▶ What to do: In the data below, locate each line with the word "JSON" and list it.

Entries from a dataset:
============

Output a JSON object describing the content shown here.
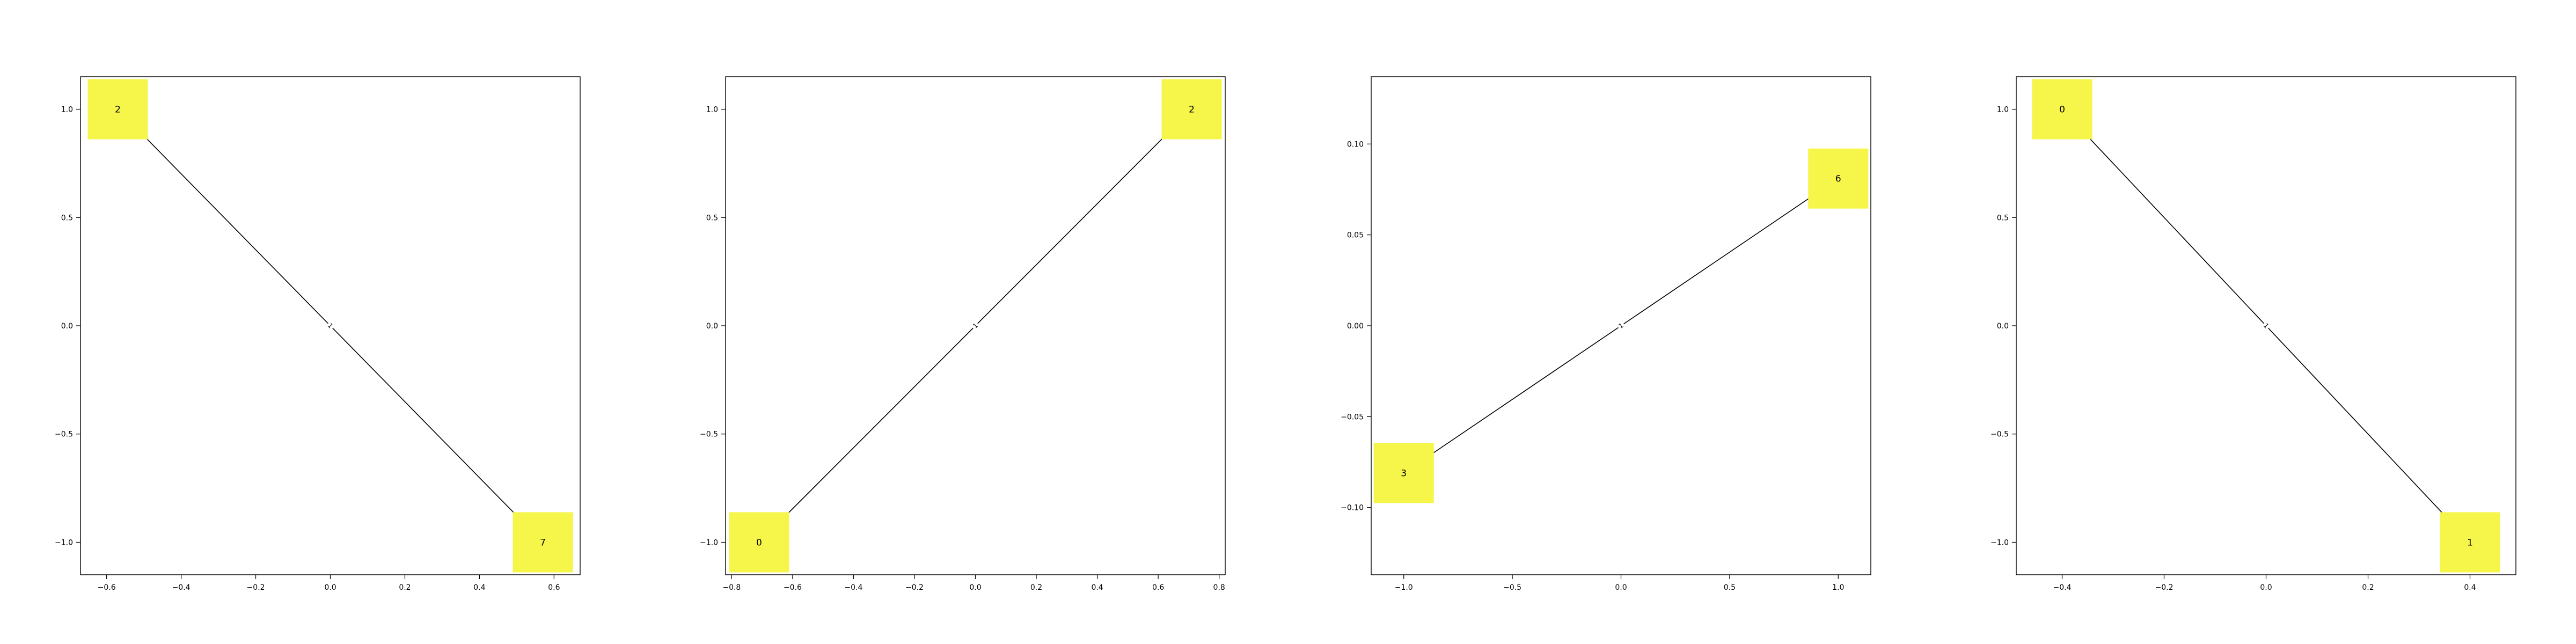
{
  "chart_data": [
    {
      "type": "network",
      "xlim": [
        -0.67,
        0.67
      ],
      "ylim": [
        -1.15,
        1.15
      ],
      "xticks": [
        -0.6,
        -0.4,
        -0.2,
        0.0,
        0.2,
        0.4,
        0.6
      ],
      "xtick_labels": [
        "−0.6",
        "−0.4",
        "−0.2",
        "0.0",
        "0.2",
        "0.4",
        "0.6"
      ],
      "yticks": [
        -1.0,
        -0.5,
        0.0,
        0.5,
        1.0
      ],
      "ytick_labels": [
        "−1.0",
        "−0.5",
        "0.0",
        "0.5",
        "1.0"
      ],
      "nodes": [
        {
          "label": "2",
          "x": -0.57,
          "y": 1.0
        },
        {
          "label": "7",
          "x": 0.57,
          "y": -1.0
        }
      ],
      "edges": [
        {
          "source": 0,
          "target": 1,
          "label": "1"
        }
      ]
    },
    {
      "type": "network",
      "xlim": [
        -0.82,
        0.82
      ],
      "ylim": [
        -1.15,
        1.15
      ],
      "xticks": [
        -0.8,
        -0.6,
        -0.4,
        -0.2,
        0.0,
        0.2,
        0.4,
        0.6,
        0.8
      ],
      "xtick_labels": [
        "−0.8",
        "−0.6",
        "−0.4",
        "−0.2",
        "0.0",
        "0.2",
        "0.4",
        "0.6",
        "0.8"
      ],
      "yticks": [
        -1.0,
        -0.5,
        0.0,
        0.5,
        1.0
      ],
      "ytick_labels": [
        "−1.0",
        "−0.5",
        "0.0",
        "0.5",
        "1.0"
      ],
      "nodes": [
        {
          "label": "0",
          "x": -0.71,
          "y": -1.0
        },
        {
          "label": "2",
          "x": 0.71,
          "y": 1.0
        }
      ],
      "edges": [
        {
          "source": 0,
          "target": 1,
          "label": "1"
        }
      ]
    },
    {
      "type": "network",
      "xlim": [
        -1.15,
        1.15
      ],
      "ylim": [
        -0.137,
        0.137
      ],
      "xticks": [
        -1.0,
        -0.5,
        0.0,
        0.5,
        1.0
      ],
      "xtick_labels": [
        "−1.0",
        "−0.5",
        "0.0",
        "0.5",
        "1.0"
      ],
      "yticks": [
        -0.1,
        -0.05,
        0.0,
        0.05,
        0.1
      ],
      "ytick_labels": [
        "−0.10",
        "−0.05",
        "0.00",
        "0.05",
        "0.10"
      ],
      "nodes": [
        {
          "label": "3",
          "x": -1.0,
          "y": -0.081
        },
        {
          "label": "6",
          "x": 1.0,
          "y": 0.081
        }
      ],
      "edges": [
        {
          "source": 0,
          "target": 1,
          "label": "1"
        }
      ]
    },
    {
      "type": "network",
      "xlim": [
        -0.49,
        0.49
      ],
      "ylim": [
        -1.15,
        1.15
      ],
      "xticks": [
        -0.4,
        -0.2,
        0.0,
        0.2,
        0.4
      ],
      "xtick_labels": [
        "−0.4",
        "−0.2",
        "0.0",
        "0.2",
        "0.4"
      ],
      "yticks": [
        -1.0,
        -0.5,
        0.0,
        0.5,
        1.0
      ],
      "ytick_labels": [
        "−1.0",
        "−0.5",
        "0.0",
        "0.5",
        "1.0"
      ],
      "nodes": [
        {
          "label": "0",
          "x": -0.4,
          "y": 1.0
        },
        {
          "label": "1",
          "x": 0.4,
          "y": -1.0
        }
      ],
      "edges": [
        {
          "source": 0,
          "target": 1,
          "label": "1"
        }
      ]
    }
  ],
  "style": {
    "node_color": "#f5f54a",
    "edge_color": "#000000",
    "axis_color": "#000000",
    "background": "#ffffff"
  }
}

============

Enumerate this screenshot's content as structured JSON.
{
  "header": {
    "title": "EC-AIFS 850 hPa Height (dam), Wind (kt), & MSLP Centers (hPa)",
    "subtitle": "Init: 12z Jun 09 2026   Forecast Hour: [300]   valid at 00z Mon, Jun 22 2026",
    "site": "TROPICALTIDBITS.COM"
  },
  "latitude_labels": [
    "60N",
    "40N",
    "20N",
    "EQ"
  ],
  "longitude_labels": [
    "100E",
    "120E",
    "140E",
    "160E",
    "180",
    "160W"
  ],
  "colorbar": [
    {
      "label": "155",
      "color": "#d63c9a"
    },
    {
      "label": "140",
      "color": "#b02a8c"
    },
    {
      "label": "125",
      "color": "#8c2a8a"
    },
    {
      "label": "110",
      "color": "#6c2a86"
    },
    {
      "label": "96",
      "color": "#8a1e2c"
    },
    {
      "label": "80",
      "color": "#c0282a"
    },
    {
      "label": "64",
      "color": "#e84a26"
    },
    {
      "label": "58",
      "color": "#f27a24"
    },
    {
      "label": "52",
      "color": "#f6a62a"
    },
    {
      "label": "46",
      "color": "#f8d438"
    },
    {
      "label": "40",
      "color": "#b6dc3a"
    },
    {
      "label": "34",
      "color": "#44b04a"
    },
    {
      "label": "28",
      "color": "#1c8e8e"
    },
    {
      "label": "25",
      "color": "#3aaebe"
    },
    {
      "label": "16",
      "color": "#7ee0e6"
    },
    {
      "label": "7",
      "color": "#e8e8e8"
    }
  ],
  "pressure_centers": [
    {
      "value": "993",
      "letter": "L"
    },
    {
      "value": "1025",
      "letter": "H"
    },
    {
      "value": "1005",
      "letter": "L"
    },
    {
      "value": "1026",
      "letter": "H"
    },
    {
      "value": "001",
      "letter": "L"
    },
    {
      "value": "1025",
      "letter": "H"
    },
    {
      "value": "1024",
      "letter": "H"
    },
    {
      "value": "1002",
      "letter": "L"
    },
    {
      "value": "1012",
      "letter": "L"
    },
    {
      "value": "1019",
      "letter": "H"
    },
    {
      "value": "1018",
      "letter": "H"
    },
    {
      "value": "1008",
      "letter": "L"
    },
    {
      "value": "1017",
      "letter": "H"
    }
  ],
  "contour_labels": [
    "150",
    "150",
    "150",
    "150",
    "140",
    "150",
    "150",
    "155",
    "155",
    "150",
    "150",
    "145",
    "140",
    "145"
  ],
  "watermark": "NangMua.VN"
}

============

▶ Final answer:
Output a JSON object describing the content shown here.
Enumerate this screenshot's content as structured JSON.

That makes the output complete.